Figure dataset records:
++++

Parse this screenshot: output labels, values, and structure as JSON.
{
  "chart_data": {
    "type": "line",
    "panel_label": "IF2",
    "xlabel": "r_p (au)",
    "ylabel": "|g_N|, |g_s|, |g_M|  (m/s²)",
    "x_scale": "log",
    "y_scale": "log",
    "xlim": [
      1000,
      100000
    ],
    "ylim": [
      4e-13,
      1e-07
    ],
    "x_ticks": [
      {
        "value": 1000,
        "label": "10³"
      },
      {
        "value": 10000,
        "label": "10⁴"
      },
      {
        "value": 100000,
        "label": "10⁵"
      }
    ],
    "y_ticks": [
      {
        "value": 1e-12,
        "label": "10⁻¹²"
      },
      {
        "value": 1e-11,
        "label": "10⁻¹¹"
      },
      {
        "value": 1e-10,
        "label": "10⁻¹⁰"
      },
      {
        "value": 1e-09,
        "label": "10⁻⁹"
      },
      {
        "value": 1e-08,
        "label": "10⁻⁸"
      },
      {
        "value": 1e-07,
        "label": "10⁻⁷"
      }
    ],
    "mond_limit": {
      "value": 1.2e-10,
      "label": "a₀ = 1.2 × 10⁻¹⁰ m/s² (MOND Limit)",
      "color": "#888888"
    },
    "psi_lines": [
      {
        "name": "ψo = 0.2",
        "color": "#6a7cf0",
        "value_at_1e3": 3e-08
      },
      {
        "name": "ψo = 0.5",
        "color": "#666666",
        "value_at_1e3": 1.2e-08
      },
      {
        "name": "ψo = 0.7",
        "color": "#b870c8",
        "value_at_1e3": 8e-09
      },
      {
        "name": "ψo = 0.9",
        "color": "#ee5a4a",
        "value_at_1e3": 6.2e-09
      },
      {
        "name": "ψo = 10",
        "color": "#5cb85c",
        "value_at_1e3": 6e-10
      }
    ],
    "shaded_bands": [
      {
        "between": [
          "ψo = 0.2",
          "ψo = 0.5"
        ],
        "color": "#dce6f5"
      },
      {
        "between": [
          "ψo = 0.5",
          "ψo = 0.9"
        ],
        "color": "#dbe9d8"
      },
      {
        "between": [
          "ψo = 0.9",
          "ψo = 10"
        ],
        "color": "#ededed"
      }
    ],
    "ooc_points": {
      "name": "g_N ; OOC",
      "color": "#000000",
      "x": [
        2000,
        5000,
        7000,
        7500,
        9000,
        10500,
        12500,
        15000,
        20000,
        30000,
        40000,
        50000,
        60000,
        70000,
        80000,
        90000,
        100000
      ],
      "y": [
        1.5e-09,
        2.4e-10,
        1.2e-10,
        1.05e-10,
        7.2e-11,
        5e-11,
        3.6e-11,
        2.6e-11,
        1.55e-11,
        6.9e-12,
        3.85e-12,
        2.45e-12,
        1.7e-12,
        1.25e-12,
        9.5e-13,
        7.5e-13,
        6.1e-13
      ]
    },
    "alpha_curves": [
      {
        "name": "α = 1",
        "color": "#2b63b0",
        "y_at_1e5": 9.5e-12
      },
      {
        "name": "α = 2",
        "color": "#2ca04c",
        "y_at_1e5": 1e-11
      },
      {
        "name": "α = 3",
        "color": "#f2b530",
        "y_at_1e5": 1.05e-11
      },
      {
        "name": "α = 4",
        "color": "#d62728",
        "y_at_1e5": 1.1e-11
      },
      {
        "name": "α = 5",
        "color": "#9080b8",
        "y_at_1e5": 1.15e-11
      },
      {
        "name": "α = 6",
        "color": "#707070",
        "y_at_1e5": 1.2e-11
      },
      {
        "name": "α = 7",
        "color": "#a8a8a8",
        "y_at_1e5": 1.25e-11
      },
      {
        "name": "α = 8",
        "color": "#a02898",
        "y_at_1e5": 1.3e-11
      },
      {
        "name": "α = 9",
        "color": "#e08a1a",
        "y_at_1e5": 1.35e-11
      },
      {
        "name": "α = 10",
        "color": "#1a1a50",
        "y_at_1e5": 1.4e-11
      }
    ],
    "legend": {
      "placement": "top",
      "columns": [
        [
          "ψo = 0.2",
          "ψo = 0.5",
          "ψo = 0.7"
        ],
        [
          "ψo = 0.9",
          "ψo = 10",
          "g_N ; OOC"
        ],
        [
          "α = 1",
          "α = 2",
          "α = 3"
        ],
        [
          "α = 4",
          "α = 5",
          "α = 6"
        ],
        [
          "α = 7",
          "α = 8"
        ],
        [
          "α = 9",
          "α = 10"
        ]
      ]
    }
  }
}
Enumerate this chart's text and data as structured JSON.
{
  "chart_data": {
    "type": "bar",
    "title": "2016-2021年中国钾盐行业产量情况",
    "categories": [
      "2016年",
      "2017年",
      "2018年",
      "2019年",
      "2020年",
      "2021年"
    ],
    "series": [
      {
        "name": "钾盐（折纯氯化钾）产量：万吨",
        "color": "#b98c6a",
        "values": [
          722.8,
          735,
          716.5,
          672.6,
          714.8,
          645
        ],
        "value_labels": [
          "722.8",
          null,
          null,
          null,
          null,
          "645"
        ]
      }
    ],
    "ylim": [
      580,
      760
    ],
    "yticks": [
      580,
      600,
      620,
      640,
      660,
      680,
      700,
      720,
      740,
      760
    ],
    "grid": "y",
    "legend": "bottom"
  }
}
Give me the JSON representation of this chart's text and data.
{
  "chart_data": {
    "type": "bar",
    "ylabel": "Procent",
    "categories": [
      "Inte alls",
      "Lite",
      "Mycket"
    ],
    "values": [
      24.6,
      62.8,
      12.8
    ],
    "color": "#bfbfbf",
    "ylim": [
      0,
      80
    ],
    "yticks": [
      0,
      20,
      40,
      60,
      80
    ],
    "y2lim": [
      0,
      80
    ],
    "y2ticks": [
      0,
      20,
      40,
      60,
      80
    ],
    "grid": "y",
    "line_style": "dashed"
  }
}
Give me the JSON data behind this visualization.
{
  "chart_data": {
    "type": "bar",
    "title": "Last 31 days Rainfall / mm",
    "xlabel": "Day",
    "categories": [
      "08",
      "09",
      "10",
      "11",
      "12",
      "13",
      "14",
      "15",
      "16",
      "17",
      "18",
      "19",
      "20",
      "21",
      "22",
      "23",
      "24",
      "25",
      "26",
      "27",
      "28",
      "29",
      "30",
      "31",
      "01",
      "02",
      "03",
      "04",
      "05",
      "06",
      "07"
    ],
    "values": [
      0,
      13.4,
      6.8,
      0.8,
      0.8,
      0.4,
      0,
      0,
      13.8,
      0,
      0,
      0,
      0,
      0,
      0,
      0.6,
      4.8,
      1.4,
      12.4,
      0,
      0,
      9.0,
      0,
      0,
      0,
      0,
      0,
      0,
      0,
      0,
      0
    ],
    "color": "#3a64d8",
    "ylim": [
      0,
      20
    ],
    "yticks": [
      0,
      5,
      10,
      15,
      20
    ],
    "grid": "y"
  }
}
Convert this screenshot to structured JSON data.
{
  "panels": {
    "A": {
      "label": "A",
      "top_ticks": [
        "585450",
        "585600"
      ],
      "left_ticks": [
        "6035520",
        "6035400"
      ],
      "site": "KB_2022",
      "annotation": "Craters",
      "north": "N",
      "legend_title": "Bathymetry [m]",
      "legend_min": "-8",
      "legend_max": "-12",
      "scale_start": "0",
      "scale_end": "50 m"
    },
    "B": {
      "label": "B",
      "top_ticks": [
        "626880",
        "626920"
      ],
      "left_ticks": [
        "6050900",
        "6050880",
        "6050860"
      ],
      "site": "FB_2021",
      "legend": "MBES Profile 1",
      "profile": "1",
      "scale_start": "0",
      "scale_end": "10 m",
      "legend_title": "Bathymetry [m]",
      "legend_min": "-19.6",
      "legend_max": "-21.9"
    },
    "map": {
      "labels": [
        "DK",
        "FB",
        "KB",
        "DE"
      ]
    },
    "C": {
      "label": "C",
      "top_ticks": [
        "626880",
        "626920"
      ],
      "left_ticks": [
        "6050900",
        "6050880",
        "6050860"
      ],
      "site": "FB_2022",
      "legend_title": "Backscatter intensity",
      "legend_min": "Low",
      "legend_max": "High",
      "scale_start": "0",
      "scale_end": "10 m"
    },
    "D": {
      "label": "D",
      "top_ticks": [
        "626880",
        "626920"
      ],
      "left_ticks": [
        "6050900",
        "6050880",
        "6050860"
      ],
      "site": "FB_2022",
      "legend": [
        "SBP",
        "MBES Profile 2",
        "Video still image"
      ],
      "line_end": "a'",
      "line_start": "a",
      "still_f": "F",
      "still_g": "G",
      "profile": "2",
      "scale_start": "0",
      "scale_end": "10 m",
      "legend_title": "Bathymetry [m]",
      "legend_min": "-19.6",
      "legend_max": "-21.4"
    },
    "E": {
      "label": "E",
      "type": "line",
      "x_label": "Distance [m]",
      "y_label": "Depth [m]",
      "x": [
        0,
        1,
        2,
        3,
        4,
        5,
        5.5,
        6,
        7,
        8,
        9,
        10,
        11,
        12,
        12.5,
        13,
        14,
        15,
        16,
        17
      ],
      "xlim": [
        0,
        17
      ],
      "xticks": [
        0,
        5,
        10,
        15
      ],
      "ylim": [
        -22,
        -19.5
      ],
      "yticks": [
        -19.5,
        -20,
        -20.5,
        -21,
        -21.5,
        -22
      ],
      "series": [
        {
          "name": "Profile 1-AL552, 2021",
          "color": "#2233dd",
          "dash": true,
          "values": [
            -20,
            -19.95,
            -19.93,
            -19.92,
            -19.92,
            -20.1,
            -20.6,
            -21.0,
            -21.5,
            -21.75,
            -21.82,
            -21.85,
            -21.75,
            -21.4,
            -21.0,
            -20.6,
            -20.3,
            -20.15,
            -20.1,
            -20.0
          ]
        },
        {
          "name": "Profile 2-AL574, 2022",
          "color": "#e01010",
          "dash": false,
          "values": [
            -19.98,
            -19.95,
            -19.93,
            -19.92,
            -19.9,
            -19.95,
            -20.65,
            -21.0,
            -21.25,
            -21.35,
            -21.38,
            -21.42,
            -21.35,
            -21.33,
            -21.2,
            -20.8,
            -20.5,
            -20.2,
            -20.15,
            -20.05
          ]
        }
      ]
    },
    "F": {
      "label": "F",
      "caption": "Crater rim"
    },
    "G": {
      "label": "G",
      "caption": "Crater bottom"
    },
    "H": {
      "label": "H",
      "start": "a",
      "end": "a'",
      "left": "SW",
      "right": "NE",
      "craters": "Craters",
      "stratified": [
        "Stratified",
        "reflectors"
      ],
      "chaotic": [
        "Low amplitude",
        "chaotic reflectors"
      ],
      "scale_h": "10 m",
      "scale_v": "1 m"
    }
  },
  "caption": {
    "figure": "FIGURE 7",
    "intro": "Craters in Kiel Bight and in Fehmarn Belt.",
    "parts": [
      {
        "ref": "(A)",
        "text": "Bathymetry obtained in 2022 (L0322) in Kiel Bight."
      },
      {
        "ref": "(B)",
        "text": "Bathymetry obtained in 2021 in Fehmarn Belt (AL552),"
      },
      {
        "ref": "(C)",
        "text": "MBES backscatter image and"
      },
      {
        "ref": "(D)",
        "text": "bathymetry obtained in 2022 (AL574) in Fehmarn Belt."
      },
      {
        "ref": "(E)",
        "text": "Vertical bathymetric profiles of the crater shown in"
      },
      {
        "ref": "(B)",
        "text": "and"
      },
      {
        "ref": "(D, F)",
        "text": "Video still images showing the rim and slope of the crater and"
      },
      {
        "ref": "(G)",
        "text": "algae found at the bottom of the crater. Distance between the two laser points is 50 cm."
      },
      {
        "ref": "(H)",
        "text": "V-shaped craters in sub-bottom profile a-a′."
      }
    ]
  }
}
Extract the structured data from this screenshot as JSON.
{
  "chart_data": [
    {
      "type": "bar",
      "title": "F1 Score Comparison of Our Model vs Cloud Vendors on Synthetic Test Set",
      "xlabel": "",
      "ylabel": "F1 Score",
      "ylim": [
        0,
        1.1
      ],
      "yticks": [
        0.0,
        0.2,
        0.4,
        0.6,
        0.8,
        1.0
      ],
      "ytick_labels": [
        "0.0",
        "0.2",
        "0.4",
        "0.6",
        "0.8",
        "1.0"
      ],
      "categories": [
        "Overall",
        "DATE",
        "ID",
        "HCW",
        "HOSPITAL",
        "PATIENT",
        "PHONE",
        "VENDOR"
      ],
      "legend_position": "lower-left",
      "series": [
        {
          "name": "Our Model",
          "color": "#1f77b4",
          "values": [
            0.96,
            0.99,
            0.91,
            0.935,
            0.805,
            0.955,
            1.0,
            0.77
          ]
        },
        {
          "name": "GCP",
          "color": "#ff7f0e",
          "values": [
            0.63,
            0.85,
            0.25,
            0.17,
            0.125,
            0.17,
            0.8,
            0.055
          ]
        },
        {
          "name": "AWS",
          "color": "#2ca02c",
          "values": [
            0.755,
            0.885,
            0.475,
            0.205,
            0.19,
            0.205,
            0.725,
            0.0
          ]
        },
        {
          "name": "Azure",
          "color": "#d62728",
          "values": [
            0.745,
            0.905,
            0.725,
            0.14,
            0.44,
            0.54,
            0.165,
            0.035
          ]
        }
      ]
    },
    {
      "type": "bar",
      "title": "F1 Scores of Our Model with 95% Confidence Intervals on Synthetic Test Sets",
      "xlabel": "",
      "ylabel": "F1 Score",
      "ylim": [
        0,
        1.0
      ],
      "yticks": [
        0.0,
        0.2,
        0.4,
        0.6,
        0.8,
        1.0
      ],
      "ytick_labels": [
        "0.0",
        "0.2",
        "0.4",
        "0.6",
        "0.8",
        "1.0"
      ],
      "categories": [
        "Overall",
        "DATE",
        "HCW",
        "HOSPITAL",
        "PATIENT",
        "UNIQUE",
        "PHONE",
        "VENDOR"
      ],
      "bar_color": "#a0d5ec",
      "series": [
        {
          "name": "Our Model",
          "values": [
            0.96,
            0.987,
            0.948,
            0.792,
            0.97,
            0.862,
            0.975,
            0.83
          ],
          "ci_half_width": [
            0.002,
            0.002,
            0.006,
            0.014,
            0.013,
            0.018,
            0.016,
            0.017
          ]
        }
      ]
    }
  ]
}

++++

_Written problem_
Ascertain the number of lines in the entries that include the word "JSON", and report only that number.

_Finished task_
6